**MATERIALS PROVIDED**
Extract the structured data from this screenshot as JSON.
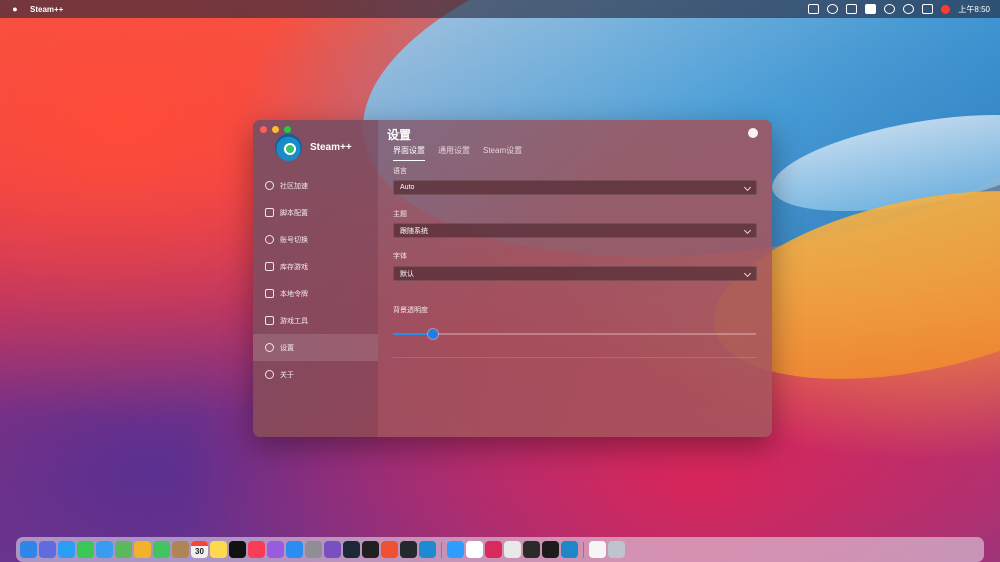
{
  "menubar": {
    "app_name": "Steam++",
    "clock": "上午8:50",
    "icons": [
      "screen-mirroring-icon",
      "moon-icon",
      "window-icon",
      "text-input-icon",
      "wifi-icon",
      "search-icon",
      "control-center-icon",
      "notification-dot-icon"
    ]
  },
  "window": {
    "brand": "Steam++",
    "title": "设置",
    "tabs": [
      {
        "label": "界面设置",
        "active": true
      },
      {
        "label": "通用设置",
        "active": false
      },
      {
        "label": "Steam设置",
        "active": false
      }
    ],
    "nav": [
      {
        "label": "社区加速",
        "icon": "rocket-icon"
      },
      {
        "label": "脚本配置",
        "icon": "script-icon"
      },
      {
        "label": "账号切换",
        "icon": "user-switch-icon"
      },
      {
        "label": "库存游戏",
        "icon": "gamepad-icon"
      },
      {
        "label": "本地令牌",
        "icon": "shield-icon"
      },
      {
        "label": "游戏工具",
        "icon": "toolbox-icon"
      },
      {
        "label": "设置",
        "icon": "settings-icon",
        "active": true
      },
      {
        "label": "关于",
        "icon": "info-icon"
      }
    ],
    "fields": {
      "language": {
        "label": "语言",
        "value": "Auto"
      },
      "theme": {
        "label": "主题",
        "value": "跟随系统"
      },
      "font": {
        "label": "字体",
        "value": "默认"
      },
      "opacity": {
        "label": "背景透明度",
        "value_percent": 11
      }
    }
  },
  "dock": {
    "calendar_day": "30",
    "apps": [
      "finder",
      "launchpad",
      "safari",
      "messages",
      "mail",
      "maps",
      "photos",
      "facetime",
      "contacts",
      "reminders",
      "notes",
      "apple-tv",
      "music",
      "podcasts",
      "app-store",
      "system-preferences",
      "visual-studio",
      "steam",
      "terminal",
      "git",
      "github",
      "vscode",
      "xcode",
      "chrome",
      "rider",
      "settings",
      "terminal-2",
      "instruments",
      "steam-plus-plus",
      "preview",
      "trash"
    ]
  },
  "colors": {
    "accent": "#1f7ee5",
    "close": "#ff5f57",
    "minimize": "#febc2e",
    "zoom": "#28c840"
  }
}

**OBJECTIVE**
Copy the records exactly as they appear, excluding images.

**RESULT FOR THIS EXERCISE**
Extract the structured data from this screenshot as JSON.
{
  "menubar": {
    "app_name": "Steam++",
    "clock": "上午8:50",
    "icons": [
      "screen-mirroring-icon",
      "moon-icon",
      "window-icon",
      "text-input-icon",
      "wifi-icon",
      "search-icon",
      "control-center-icon",
      "notification-dot-icon"
    ]
  },
  "window": {
    "brand": "Steam++",
    "title": "设置",
    "tabs": [
      {
        "label": "界面设置",
        "active": true
      },
      {
        "label": "通用设置",
        "active": false
      },
      {
        "label": "Steam设置",
        "active": false
      }
    ],
    "nav": [
      {
        "label": "社区加速",
        "icon": "rocket-icon"
      },
      {
        "label": "脚本配置",
        "icon": "script-icon"
      },
      {
        "label": "账号切换",
        "icon": "user-switch-icon"
      },
      {
        "label": "库存游戏",
        "icon": "gamepad-icon"
      },
      {
        "label": "本地令牌",
        "icon": "shield-icon"
      },
      {
        "label": "游戏工具",
        "icon": "toolbox-icon"
      },
      {
        "label": "设置",
        "icon": "settings-icon",
        "active": true
      },
      {
        "label": "关于",
        "icon": "info-icon"
      }
    ],
    "fields": {
      "language": {
        "label": "语言",
        "value": "Auto"
      },
      "theme": {
        "label": "主题",
        "value": "跟随系统"
      },
      "font": {
        "label": "字体",
        "value": "默认"
      },
      "opacity": {
        "label": "背景透明度",
        "value_percent": 11
      }
    }
  },
  "dock": {
    "calendar_day": "30",
    "apps": [
      "finder",
      "launchpad",
      "safari",
      "messages",
      "mail",
      "maps",
      "photos",
      "facetime",
      "contacts",
      "reminders",
      "notes",
      "apple-tv",
      "music",
      "podcasts",
      "app-store",
      "system-preferences",
      "visual-studio",
      "steam",
      "terminal",
      "git",
      "github",
      "vscode",
      "xcode",
      "chrome",
      "rider",
      "settings",
      "terminal-2",
      "instruments",
      "steam-plus-plus",
      "preview",
      "trash"
    ]
  },
  "colors": {
    "accent": "#1f7ee5",
    "close": "#ff5f57",
    "minimize": "#febc2e",
    "zoom": "#28c840"
  }
}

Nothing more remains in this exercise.